EXERCISE DIRECTIONS – Across the data below, how many lines hold "建议给予镇静"? Answer with that number and nothing else.

[Stored items]
◇ ◇ ◇

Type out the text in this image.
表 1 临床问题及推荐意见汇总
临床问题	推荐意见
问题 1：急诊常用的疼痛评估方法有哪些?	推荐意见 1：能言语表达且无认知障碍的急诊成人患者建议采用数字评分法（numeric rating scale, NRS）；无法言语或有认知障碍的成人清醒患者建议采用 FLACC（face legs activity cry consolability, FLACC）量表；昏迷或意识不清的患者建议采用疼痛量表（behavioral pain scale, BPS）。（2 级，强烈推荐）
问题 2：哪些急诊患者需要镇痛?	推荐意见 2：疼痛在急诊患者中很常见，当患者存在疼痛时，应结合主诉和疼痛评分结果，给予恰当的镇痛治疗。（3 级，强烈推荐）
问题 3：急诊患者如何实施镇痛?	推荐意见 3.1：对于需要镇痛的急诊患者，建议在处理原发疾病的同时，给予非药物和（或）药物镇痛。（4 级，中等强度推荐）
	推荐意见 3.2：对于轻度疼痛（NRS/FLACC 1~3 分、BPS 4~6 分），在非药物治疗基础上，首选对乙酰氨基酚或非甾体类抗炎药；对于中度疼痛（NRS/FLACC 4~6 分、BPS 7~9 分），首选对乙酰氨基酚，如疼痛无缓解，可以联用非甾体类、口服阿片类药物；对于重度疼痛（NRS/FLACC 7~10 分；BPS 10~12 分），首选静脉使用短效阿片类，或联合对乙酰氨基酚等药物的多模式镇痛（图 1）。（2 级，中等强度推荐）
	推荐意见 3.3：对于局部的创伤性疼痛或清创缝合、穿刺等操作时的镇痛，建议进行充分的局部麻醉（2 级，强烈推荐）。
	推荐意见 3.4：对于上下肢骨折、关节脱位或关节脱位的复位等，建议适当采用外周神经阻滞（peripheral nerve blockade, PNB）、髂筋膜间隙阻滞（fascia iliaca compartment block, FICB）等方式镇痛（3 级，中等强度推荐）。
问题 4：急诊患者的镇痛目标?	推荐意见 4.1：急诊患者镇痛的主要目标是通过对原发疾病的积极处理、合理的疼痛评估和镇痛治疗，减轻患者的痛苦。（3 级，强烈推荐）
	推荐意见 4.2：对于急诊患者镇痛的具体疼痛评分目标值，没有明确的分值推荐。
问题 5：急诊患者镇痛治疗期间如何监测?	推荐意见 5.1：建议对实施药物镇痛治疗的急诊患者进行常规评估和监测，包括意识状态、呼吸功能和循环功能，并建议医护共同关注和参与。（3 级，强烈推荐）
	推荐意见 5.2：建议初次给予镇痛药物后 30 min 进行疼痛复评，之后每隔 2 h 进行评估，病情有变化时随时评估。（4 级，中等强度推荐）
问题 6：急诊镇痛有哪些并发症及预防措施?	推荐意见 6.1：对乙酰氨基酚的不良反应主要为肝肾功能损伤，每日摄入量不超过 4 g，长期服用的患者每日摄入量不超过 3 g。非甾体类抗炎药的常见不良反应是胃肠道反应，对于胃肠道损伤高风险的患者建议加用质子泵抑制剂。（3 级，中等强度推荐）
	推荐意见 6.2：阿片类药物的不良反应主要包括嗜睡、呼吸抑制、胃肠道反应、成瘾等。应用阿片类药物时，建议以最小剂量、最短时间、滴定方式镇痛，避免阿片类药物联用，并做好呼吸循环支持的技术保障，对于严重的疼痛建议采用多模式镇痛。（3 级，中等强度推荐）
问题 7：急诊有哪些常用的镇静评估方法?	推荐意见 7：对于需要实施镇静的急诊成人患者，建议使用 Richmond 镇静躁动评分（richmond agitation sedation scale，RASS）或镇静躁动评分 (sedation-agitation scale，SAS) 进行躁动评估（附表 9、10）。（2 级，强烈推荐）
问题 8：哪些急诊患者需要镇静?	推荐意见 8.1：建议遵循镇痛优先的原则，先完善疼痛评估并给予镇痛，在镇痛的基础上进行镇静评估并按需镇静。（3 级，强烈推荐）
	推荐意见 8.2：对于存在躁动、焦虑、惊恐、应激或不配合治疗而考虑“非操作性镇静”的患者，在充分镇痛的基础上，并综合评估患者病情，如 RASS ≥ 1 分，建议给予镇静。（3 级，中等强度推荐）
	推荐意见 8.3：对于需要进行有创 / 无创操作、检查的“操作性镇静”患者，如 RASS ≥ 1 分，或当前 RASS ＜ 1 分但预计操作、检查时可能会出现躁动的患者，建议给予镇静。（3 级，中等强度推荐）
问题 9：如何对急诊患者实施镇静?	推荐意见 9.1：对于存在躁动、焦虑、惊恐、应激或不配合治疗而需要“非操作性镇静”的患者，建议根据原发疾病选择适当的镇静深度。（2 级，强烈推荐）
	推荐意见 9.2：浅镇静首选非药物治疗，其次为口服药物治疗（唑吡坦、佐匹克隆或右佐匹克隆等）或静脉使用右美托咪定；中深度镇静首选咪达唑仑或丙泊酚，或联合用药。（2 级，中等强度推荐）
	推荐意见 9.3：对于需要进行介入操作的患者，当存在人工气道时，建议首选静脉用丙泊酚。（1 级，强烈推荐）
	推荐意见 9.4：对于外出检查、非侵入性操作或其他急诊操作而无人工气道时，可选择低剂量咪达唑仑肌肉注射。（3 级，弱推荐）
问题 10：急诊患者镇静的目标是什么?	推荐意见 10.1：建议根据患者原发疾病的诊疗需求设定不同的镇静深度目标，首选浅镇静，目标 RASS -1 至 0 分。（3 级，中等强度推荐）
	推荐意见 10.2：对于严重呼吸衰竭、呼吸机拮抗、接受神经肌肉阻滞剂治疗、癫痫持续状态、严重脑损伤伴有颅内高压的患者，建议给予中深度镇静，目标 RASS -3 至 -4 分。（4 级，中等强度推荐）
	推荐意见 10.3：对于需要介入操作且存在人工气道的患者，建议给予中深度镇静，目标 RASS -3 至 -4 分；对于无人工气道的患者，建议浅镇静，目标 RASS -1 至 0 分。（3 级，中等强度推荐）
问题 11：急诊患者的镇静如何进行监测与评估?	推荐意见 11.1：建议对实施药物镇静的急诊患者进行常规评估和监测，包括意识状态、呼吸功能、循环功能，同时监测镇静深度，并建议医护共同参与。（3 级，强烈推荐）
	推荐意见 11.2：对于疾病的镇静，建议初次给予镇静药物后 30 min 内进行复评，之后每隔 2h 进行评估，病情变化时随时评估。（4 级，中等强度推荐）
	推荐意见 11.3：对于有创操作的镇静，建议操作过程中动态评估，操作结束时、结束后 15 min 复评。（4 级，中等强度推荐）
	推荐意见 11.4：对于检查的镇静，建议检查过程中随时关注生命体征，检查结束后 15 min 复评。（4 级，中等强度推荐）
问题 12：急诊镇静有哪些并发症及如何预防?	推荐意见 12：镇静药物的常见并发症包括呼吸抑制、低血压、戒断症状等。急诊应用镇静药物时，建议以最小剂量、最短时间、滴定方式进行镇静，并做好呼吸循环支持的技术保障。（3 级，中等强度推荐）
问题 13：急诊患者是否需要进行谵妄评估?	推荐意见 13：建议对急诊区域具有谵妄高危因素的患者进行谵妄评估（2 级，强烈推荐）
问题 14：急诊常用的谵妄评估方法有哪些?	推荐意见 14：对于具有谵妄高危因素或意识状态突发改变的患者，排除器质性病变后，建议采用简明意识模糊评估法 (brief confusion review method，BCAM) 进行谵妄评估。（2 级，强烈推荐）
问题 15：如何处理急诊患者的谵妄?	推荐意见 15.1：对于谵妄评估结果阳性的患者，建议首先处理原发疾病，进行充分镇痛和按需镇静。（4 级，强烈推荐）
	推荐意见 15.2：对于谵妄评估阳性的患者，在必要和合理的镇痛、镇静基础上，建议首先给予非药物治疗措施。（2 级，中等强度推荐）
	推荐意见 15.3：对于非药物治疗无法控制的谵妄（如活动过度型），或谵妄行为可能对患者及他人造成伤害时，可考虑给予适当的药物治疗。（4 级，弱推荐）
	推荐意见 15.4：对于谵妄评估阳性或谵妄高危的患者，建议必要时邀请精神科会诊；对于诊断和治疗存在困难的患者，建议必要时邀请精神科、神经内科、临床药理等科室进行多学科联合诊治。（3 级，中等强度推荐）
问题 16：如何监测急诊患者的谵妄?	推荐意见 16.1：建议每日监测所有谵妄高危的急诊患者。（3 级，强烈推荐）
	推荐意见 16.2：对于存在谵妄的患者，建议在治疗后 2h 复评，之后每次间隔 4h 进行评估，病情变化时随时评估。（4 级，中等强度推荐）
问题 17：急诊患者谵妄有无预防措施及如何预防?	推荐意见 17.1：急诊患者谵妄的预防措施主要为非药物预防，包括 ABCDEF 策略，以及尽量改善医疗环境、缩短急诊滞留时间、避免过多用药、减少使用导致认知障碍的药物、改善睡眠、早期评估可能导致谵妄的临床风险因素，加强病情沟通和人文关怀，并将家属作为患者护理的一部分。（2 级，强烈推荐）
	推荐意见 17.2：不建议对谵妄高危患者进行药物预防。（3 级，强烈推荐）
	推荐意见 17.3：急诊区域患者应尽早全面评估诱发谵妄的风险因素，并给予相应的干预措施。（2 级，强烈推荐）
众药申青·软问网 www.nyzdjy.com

◇ ◇ ◇

SOLUTION TO THIS PROBLEM – 2